Brief | An exact reproduction of the records is required, with all images left out.

Records for this exercise |
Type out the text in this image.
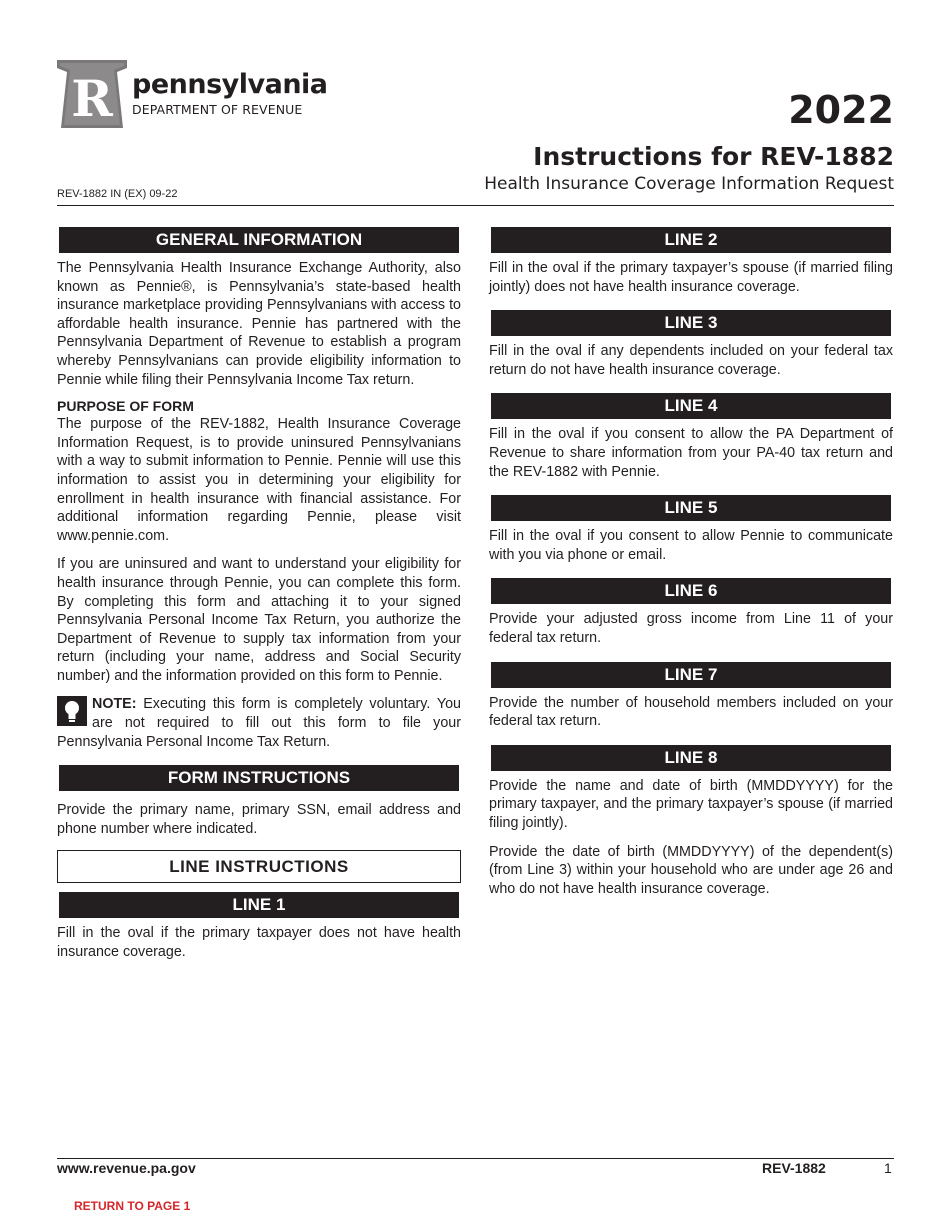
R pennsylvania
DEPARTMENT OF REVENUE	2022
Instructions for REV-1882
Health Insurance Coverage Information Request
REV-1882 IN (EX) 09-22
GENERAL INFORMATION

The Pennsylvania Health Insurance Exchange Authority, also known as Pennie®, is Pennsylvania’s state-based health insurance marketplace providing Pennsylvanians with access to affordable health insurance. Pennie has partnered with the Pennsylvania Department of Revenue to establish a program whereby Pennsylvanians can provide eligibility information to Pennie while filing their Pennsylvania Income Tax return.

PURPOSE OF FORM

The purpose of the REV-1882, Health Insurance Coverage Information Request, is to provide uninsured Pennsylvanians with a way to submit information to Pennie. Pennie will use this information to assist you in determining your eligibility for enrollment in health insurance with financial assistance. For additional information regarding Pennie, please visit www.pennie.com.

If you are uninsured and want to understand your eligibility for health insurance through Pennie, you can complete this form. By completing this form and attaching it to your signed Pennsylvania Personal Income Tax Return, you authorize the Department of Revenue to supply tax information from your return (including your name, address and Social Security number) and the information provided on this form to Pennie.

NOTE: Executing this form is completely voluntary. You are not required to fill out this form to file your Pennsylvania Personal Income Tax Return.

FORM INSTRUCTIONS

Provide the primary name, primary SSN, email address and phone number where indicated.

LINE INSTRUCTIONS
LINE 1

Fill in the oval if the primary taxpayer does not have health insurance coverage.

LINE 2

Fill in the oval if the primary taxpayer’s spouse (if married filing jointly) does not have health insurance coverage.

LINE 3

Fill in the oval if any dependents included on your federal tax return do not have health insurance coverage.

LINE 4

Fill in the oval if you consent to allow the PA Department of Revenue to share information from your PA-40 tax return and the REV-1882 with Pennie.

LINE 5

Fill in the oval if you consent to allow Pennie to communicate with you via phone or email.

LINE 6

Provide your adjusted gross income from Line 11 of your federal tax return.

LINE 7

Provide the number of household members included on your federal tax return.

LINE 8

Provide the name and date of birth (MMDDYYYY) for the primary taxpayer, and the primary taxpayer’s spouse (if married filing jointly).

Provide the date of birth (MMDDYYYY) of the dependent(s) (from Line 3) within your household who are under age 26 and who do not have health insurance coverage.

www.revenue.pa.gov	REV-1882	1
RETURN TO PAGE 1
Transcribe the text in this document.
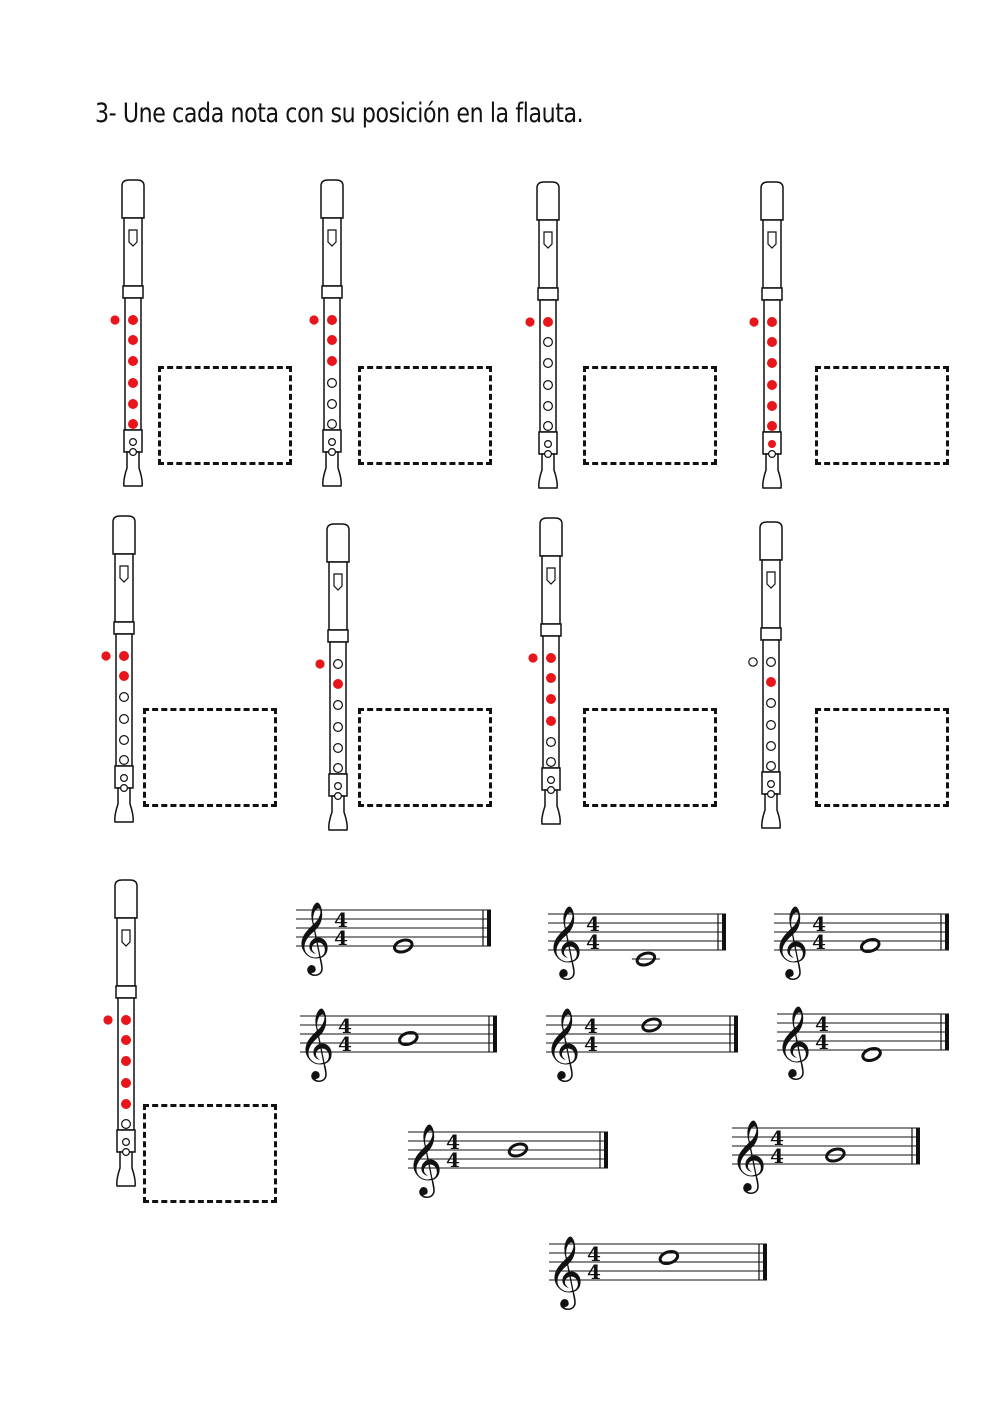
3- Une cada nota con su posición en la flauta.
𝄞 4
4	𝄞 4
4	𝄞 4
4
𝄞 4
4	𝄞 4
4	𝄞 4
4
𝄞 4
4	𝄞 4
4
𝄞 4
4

Output of the exercise |
Type out the text in this image.
R pennsylvania
DEPARTMENT OF REVENUE	2022
Instructions for REV-1882
Health Insurance Coverage Information Request
REV-1882 IN (EX) 09-22
GENERAL INFORMATION

The Pennsylvania Health Insurance Exchange Authority, also known as Pennie®, is Pennsylvania’s state-based health insurance marketplace providing Pennsylvanians with access to affordable health insurance. Pennie has partnered with the Pennsylvania Department of Revenue to establish a program whereby Pennsylvanians can provide eligibility information to Pennie while filing their Pennsylvania Income Tax return.

PURPOSE OF FORM

The purpose of the REV-1882, Health Insurance Coverage Information Request, is to provide uninsured Pennsylvanians with a way to submit information to Pennie. Pennie will use this information to assist you in determining your eligibility for enrollment in health insurance with financial assistance. For additional information regarding Pennie, please visit www.pennie.com.

If you are uninsured and want to understand your eligibility for health insurance through Pennie, you can complete this form. By completing this form and attaching it to your signed Pennsylvania Personal Income Tax Return, you authorize the Department of Revenue to supply tax information from your return (including your name, address and Social Security number) and the information provided on this form to Pennie.

NOTE: Executing this form is completely voluntary. You are not required to fill out this form to file your Pennsylvania Personal Income Tax Return.

FORM INSTRUCTIONS

Provide the primary name, primary SSN, email address and phone number where indicated.

LINE INSTRUCTIONS
LINE 1

Fill in the oval if the primary taxpayer does not have health insurance coverage.

LINE 2

Fill in the oval if the primary taxpayer’s spouse (if married filing jointly) does not have health insurance coverage.

LINE 3

Fill in the oval if any dependents included on your federal tax return do not have health insurance coverage.

LINE 4

Fill in the oval if you consent to allow the PA Department of Revenue to share information from your PA-40 tax return and the REV-1882 with Pennie.

LINE 5

Fill in the oval if you consent to allow Pennie to communicate with you via phone or email.

LINE 6

Provide your adjusted gross income from Line 11 of your federal tax return.

LINE 7

Provide the number of household members included on your federal tax return.

LINE 8

Provide the name and date of birth (MMDDYYYY) for the primary taxpayer, and the primary taxpayer’s spouse (if married filing jointly).

Provide the date of birth (MMDDYYYY) of the dependent(s) (from Line 3) within your household who are under age 26 and who do not have health insurance coverage.

www.revenue.pa.gov	REV-1882	1
RETURN TO PAGE 1
Transcribe the text in this document.
3- Une cada nota con su posición en la flauta.
𝄞 4
4	𝄞 4
4	𝄞 4
4
𝄞 4
4	𝄞 4
4	𝄞 4
4
𝄞 4
4	𝄞 4
4
𝄞 4
4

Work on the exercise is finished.